--- Data listing ---

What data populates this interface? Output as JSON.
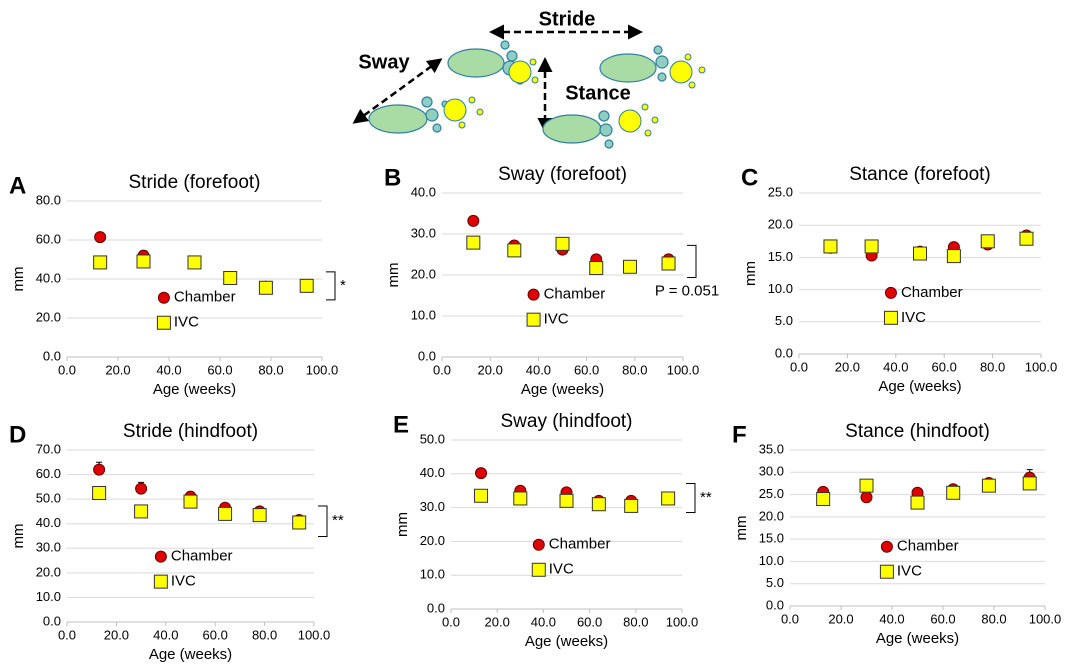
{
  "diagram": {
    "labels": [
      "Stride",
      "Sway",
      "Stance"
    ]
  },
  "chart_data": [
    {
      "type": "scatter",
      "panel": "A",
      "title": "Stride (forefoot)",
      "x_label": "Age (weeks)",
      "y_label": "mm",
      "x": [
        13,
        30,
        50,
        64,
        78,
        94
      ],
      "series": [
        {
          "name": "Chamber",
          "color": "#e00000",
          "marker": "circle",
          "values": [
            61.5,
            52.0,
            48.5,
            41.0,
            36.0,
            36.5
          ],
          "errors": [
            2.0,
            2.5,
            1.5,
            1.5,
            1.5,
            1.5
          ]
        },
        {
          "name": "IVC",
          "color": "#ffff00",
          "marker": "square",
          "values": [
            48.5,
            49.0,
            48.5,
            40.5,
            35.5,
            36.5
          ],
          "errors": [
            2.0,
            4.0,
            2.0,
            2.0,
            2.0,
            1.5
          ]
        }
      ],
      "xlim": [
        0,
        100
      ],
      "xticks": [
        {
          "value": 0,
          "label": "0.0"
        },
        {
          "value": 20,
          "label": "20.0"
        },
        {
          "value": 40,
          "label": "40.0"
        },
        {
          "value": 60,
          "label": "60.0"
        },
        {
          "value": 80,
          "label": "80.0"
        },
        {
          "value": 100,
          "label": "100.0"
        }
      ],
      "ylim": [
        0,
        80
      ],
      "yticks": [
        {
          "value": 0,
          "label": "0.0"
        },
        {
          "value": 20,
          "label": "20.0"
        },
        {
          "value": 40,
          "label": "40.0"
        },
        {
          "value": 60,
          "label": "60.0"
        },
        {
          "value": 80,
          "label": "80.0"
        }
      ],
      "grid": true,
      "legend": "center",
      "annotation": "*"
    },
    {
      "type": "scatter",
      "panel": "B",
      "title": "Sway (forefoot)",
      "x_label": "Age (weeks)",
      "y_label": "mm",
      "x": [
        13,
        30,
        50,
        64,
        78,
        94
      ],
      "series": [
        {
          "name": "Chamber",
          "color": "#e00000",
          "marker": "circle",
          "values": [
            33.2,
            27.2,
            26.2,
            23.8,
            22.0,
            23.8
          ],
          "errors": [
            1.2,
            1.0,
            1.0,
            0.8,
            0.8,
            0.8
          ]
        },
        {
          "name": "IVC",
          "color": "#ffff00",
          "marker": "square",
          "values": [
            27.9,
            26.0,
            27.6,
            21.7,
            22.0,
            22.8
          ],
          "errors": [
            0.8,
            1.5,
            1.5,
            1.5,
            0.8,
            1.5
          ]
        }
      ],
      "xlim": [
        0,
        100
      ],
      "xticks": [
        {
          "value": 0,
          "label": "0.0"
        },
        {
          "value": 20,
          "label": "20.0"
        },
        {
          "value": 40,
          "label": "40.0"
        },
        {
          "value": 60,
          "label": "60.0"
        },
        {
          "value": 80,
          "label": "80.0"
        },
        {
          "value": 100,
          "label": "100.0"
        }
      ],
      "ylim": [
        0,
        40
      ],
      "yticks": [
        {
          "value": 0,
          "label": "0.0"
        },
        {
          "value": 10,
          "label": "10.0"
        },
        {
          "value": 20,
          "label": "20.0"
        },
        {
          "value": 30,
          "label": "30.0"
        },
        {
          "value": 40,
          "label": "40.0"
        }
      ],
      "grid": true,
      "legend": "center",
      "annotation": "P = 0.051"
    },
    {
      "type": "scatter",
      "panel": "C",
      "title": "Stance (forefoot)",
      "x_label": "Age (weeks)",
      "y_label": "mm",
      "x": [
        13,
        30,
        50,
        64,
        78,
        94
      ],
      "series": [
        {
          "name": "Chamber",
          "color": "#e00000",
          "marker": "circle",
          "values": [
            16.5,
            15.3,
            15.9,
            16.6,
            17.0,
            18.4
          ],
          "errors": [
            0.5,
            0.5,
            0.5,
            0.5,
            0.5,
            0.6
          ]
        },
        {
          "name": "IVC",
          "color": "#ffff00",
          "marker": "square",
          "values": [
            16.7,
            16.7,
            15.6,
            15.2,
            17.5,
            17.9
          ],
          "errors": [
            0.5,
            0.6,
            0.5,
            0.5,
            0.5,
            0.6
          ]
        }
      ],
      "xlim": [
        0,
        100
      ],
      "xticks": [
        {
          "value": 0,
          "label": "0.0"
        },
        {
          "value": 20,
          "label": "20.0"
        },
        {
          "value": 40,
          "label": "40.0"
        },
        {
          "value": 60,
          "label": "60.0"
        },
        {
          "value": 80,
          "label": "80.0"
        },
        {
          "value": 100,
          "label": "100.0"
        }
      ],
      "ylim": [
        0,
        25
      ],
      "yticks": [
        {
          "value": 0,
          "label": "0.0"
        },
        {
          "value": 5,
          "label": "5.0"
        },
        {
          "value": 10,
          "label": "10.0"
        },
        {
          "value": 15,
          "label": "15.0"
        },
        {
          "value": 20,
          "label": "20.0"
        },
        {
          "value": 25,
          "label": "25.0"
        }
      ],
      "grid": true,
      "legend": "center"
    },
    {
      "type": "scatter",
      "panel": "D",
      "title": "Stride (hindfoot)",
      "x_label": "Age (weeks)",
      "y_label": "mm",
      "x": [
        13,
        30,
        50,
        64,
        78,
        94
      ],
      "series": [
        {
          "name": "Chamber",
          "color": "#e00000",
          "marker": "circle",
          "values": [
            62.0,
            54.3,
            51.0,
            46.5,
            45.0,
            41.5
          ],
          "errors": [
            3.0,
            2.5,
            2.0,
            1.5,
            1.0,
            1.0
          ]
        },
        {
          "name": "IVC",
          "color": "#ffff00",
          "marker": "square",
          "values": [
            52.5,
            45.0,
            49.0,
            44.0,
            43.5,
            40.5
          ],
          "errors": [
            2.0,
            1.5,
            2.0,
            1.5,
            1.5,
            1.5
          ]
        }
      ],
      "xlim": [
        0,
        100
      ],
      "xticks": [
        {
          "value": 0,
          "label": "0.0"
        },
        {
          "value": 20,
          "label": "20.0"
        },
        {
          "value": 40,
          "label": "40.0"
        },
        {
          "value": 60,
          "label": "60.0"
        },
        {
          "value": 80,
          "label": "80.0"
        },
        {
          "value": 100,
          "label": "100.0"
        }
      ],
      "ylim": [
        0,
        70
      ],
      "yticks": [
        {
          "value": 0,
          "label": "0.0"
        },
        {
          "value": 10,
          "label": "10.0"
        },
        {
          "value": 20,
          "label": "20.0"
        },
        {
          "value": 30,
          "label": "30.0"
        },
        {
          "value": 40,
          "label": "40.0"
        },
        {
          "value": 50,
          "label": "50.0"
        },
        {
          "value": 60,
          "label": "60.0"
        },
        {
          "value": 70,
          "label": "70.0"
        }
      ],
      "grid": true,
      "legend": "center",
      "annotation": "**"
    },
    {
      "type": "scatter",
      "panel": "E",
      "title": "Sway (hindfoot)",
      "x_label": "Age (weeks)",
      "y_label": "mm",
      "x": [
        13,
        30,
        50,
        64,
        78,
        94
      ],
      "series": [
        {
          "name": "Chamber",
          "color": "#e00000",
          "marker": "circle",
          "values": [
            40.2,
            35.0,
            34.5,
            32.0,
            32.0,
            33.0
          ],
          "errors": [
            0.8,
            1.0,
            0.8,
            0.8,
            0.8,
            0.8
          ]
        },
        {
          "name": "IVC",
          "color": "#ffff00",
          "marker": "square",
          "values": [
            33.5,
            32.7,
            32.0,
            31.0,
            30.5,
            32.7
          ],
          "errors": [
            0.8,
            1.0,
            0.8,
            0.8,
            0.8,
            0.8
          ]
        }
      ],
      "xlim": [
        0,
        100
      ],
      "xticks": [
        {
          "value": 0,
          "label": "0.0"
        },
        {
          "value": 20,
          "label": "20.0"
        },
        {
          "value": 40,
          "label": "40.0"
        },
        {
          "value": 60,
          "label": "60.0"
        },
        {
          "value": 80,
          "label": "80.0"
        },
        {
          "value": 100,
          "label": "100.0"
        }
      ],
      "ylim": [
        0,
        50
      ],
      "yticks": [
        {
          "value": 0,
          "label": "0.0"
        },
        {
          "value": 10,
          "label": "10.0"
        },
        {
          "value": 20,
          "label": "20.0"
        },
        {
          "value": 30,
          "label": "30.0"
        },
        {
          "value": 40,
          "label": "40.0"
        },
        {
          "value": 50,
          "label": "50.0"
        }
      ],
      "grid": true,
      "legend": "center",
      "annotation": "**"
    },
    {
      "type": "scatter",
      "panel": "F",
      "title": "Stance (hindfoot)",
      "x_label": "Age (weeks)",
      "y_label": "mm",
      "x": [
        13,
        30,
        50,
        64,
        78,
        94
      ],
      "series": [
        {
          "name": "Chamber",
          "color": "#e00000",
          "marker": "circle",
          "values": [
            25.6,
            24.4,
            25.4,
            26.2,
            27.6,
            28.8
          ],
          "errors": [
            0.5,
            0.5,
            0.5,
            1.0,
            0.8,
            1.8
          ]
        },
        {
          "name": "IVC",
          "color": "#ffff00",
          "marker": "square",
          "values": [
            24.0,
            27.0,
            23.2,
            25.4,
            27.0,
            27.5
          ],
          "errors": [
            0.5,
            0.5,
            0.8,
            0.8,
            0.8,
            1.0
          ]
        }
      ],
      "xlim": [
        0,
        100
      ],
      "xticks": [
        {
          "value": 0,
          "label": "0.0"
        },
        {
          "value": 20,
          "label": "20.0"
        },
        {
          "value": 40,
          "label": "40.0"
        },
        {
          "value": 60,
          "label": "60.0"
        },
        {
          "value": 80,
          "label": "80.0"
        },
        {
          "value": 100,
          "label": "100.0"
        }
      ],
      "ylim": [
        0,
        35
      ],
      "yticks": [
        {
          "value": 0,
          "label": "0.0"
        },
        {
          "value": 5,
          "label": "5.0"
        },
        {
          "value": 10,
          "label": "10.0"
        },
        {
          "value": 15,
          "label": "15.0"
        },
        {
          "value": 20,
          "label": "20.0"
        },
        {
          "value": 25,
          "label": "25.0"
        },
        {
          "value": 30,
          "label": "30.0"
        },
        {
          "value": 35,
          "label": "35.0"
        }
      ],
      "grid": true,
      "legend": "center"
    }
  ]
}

---

= Exercise =
Go through the material line by line. Show each line that contains the string "title".

= Answer for the task =
      "title": "Stride (forefoot)",
      "title": "Sway (forefoot)",
      "title": "Stance (forefoot)",
      "title": "Stride (hindfoot)",
      "title": "Sway (hindfoot)",
      "title": "Stance (hindfoot)",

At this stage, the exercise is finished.